▶ _GIVEN EXERCISE_:
Write out the records again, exactly, leaving none out.
......
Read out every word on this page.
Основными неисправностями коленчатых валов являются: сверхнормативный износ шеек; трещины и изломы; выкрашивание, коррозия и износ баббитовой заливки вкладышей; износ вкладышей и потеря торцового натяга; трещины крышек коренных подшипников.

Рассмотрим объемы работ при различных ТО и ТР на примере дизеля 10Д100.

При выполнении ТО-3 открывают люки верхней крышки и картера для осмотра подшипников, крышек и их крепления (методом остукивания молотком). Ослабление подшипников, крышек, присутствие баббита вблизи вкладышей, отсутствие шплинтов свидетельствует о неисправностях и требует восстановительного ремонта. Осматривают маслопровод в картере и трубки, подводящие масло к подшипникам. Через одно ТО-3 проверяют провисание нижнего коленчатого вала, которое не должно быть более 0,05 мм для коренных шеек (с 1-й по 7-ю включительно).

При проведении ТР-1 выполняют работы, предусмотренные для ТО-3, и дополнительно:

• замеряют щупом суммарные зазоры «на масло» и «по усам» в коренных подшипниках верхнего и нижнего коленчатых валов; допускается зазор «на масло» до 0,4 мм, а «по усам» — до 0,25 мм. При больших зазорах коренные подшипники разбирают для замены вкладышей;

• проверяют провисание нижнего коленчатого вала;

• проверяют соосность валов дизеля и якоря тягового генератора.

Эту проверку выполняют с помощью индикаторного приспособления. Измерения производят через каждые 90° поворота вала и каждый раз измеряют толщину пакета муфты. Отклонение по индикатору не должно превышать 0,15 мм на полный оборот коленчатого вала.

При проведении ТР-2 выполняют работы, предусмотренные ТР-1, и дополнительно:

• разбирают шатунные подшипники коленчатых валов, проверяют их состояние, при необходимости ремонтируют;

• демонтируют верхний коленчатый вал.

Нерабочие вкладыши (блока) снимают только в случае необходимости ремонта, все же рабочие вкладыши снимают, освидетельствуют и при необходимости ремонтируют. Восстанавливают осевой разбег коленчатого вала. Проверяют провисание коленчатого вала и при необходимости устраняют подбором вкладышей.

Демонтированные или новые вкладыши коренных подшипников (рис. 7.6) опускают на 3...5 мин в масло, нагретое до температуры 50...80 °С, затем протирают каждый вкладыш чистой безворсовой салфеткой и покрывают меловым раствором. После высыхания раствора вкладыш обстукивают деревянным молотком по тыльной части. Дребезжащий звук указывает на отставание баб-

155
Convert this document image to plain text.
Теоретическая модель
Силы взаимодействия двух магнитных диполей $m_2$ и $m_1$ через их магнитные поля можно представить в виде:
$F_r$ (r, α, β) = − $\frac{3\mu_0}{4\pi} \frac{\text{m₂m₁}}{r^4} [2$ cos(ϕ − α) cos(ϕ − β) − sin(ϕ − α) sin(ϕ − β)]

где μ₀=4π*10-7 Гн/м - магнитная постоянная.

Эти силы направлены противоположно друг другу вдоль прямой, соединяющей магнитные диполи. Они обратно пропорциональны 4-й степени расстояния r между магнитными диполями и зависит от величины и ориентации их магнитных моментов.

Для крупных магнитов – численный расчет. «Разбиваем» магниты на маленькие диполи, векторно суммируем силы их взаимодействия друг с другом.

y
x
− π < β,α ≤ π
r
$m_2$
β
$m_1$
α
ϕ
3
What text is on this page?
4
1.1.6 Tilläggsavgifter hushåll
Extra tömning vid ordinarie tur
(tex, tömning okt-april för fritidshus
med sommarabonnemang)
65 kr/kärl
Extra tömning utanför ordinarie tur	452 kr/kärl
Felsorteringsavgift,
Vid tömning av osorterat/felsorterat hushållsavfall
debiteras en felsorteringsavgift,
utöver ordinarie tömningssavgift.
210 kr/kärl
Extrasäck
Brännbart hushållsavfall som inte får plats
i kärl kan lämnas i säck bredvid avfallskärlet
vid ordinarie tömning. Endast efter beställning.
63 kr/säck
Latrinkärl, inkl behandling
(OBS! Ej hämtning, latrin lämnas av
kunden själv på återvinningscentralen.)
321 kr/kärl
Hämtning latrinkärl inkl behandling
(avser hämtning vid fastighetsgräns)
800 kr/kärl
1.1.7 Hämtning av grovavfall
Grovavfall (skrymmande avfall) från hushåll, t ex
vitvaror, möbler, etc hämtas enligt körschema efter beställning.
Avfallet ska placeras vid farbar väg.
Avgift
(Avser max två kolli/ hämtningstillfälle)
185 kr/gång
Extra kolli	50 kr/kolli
......
▶ _WRITTEN RESPONSE_:
Read out every word on this page.
Основными неисправностями коленчатых валов являются: сверхнормативный износ шеек; трещины и изломы; выкрашивание, коррозия и износ баббитовой заливки вкладышей; износ вкладышей и потеря торцового натяга; трещины крышек коренных подшипников.

Рассмотрим объемы работ при различных ТО и ТР на примере дизеля 10Д100.

При выполнении ТО-3 открывают люки верхней крышки и картера для осмотра подшипников, крышек и их крепления (методом остукивания молотком). Ослабление подшипников, крышек, присутствие баббита вблизи вкладышей, отсутствие шплинтов свидетельствует о неисправностях и требует восстановительного ремонта. Осматривают маслопровод в картере и трубки, подводящие масло к подшипникам. Через одно ТО-3 проверяют провисание нижнего коленчатого вала, которое не должно быть более 0,05 мм для коренных шеек (с 1-й по 7-ю включительно).

При проведении ТР-1 выполняют работы, предусмотренные для ТО-3, и дополнительно:

• замеряют щупом суммарные зазоры «на масло» и «по усам» в коренных подшипниках верхнего и нижнего коленчатых валов; допускается зазор «на масло» до 0,4 мм, а «по усам» — до 0,25 мм. При больших зазорах коренные подшипники разбирают для замены вкладышей;

• проверяют провисание нижнего коленчатого вала;

• проверяют соосность валов дизеля и якоря тягового генератора.

Эту проверку выполняют с помощью индикаторного приспособления. Измерения производят через каждые 90° поворота вала и каждый раз измеряют толщину пакета муфты. Отклонение по индикатору не должно превышать 0,15 мм на полный оборот коленчатого вала.

При проведении ТР-2 выполняют работы, предусмотренные ТР-1, и дополнительно:

• разбирают шатунные подшипники коленчатых валов, проверяют их состояние, при необходимости ремонтируют;

• демонтируют верхний коленчатый вал.

Нерабочие вкладыши (блока) снимают только в случае необходимости ремонта, все же рабочие вкладыши снимают, освидетельствуют и при необходимости ремонтируют. Восстанавливают осевой разбег коленчатого вала. Проверяют провисание коленчатого вала и при необходимости устраняют подбором вкладышей.

Демонтированные или новые вкладыши коренных подшипников (рис. 7.6) опускают на 3...5 мин в масло, нагретое до температуры 50...80 °С, затем протирают каждый вкладыш чистой безворсовой салфеткой и покрывают меловым раствором. После высыхания раствора вкладыш обстукивают деревянным молотком по тыльной части. Дребезжащий звук указывает на отставание баб-

155
Convert this document image to plain text.
Теоретическая модель
Силы взаимодействия двух магнитных диполей $m_2$ и $m_1$ через их магнитные поля можно представить в виде:
$F_r$ (r, α, β) = − $\frac{3\mu_0}{4\pi} \frac{\text{m₂m₁}}{r^4} [2$ cos(ϕ − α) cos(ϕ − β) − sin(ϕ − α) sin(ϕ − β)]

где μ₀=4π*10-7 Гн/м - магнитная постоянная.

Эти силы направлены противоположно друг другу вдоль прямой, соединяющей магнитные диполи. Они обратно пропорциональны 4-й степени расстояния r между магнитными диполями и зависит от величины и ориентации их магнитных моментов.

Для крупных магнитов – численный расчет. «Разбиваем» магниты на маленькие диполи, векторно суммируем силы их взаимодействия друг с другом.

y
x
− π < β,α ≤ π
r
$m_2$
β
$m_1$
α
ϕ
3
What text is on this page?
4
1.1.6 Tilläggsavgifter hushåll
Extra tömning vid ordinarie tur
(tex, tömning okt-april för fritidshus
med sommarabonnemang)
65 kr/kärl
Extra tömning utanför ordinarie tur	452 kr/kärl
Felsorteringsavgift,
Vid tömning av osorterat/felsorterat hushållsavfall
debiteras en felsorteringsavgift,
utöver ordinarie tömningssavgift.
210 kr/kärl
Extrasäck
Brännbart hushållsavfall som inte får plats
i kärl kan lämnas i säck bredvid avfallskärlet
vid ordinarie tömning. Endast efter beställning.
63 kr/säck
Latrinkärl, inkl behandling
(OBS! Ej hämtning, latrin lämnas av
kunden själv på återvinningscentralen.)
321 kr/kärl
Hämtning latrinkärl inkl behandling
(avser hämtning vid fastighetsgräns)
800 kr/kärl
1.1.7 Hämtning av grovavfall
Grovavfall (skrymmande avfall) från hushåll, t ex
vitvaror, möbler, etc hämtas enligt körschema efter beställning.
Avfallet ska placeras vid farbar väg.
Avgift
(Avser max två kolli/ hämtningstillfälle)
185 kr/gång
Extra kolli	50 kr/kolli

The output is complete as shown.